* **DIRECTIONS FOR THIS TASK**
Reproduce all of the items below, swapping each "data-label" for "value-label" and keeping everything else the same. Leave the pictures out of your answer.
>>>
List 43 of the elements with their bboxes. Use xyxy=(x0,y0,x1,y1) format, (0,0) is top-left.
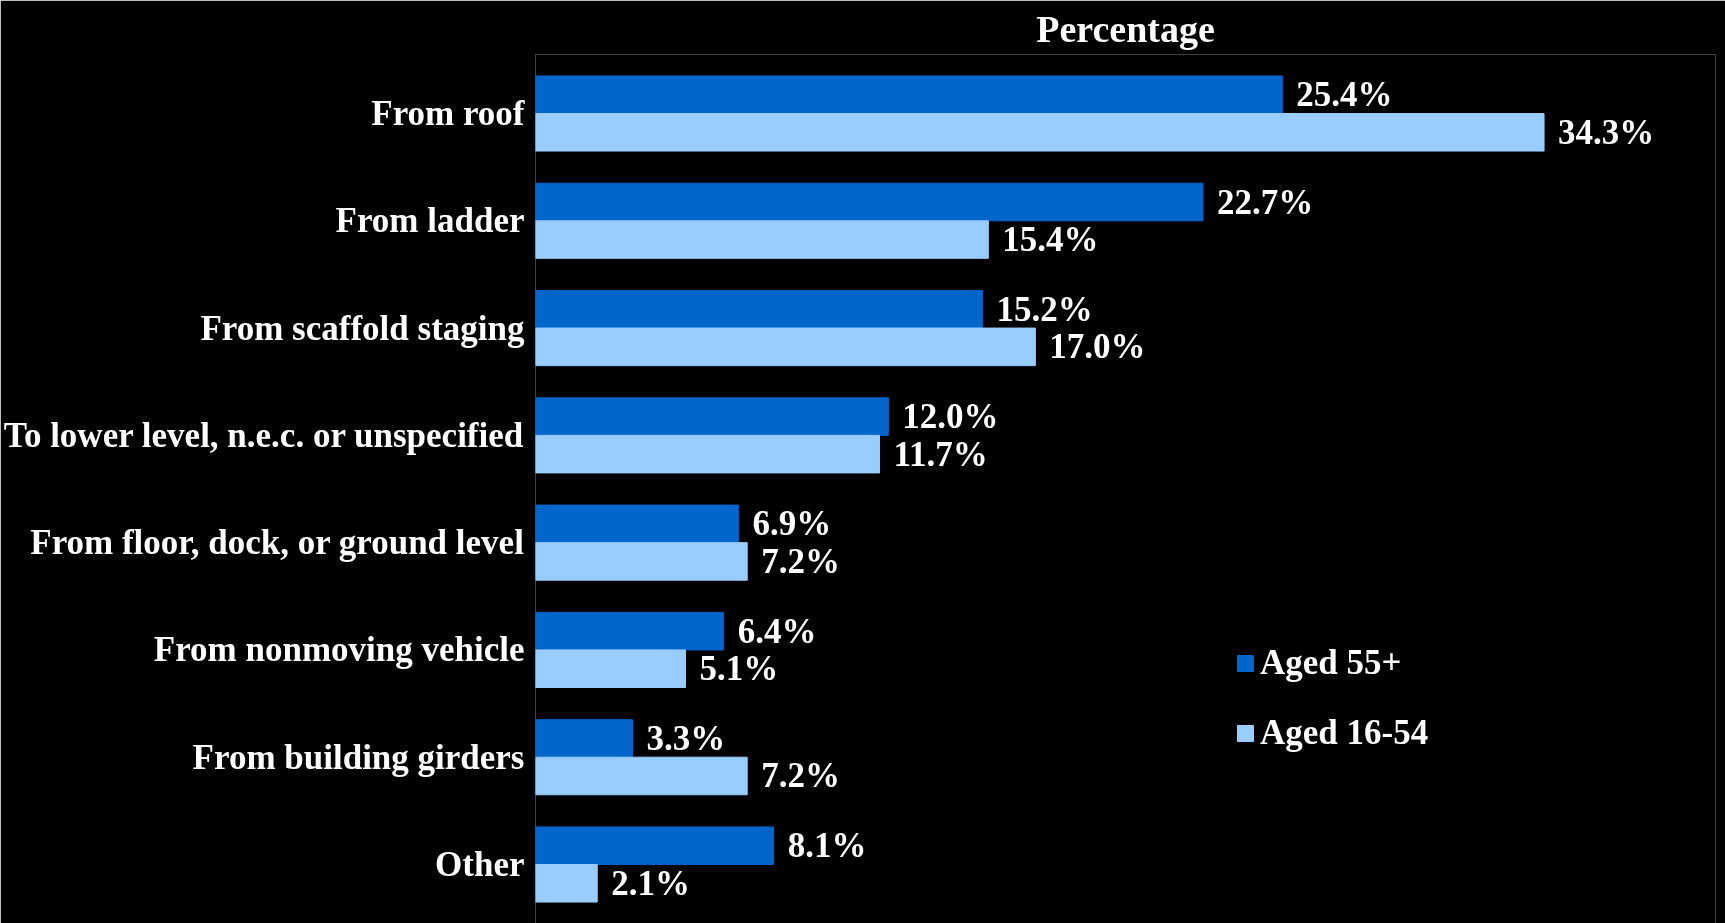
bar xyxy=(535,182,1204,222)
y-tick-label: From building girders xyxy=(192,737,525,777)
bar xyxy=(535,220,989,259)
bar xyxy=(535,327,1036,367)
bar xyxy=(535,290,983,329)
data-label: 25.4% xyxy=(1296,75,1393,115)
bar xyxy=(535,504,739,544)
y-tick-label: To lower level, n.e.c. or unspecified xyxy=(3,415,524,455)
data-label: 8.1% xyxy=(787,826,867,866)
data-label: 17.0% xyxy=(1049,327,1146,367)
data-label: 3.3% xyxy=(646,718,726,758)
bar xyxy=(535,719,634,758)
bar xyxy=(535,542,748,581)
data-label: 6.9% xyxy=(752,504,832,544)
bar xyxy=(535,113,1545,152)
y-tick-label: From nonmoving vehicle xyxy=(153,630,525,670)
data-label: 12.0% xyxy=(902,397,999,437)
bar xyxy=(535,863,598,903)
y-tick-label: From floor, dock, or ground level xyxy=(30,523,525,563)
bar xyxy=(535,649,686,688)
data-label: 15.2% xyxy=(996,289,1093,329)
data-label: 22.7% xyxy=(1216,182,1314,222)
data-label: 15.4% xyxy=(1002,220,1099,260)
legend-label: Aged 55+ xyxy=(1260,643,1402,683)
y-tick-label: From ladder xyxy=(335,201,525,241)
bar xyxy=(535,434,881,474)
data-label: 7.2% xyxy=(761,541,840,581)
bar xyxy=(535,611,725,651)
data-label: 5.1% xyxy=(699,649,779,689)
data-label: 11.7% xyxy=(893,434,988,474)
bar xyxy=(535,756,748,796)
data-label: 7.2% xyxy=(761,756,840,796)
data-label: 2.1% xyxy=(611,863,690,903)
bar xyxy=(535,397,889,436)
legend-label: Aged 16-54 xyxy=(1260,713,1429,753)
y-tick-label: From roof xyxy=(371,94,525,134)
data-label: 6.4% xyxy=(737,611,817,651)
chart-title: Percentage xyxy=(1036,7,1215,50)
y-tick-label: Other xyxy=(435,844,525,884)
y-tick-label: From scaffold staging xyxy=(200,308,525,348)
bar xyxy=(535,826,775,865)
data-label: 34.3% xyxy=(1558,112,1655,152)
bar xyxy=(535,75,1283,115)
<<<
* **COMPLETED EXERCISE**
List 43 of the elements with their bboxes. Use xyxy=(x0,y0,x1,y1) format, (0,0) is top-left.
bar xyxy=(535,182,1204,222)
y-tick-label: From building girders xyxy=(192,737,525,777)
bar xyxy=(535,220,989,259)
bar xyxy=(535,327,1036,367)
bar xyxy=(535,290,983,329)
value-label: 25.4% xyxy=(1296,75,1393,115)
bar xyxy=(535,504,739,544)
y-tick-label: To lower level, n.e.c. or unspecified xyxy=(3,415,524,455)
value-label: 8.1% xyxy=(787,826,867,866)
value-label: 17.0% xyxy=(1049,327,1146,367)
value-label: 3.3% xyxy=(646,718,726,758)
bar xyxy=(535,719,634,758)
bar xyxy=(535,542,748,581)
value-label: 6.9% xyxy=(752,504,832,544)
bar xyxy=(535,113,1545,152)
y-tick-label: From nonmoving vehicle xyxy=(153,630,525,670)
value-label: 12.0% xyxy=(902,397,999,437)
bar xyxy=(535,863,598,903)
y-tick-label: From floor, dock, or ground level xyxy=(30,523,525,563)
bar xyxy=(535,649,686,688)
value-label: 15.2% xyxy=(996,289,1093,329)
value-label: 22.7% xyxy=(1216,182,1314,222)
value-label: 15.4% xyxy=(1002,220,1099,260)
legend-label: Aged 55+ xyxy=(1260,643,1402,683)
y-tick-label: From ladder xyxy=(335,201,525,241)
bar xyxy=(535,434,881,474)
value-label: 7.2% xyxy=(761,541,840,581)
bar xyxy=(535,611,725,651)
value-label: 5.1% xyxy=(699,649,779,689)
value-label: 11.7% xyxy=(893,434,988,474)
bar xyxy=(535,756,748,796)
value-label: 7.2% xyxy=(761,756,840,796)
value-label: 2.1% xyxy=(611,863,690,903)
bar xyxy=(535,397,889,436)
legend-label: Aged 16-54 xyxy=(1260,713,1429,753)
y-tick-label: From roof xyxy=(371,94,525,134)
value-label: 6.4% xyxy=(737,611,817,651)
chart-title: Percentage xyxy=(1036,7,1215,50)
y-tick-label: Other xyxy=(435,844,525,884)
y-tick-label: From scaffold staging xyxy=(200,308,525,348)
bar xyxy=(535,826,775,865)
value-label: 34.3% xyxy=(1558,112,1655,152)
bar xyxy=(535,75,1283,115)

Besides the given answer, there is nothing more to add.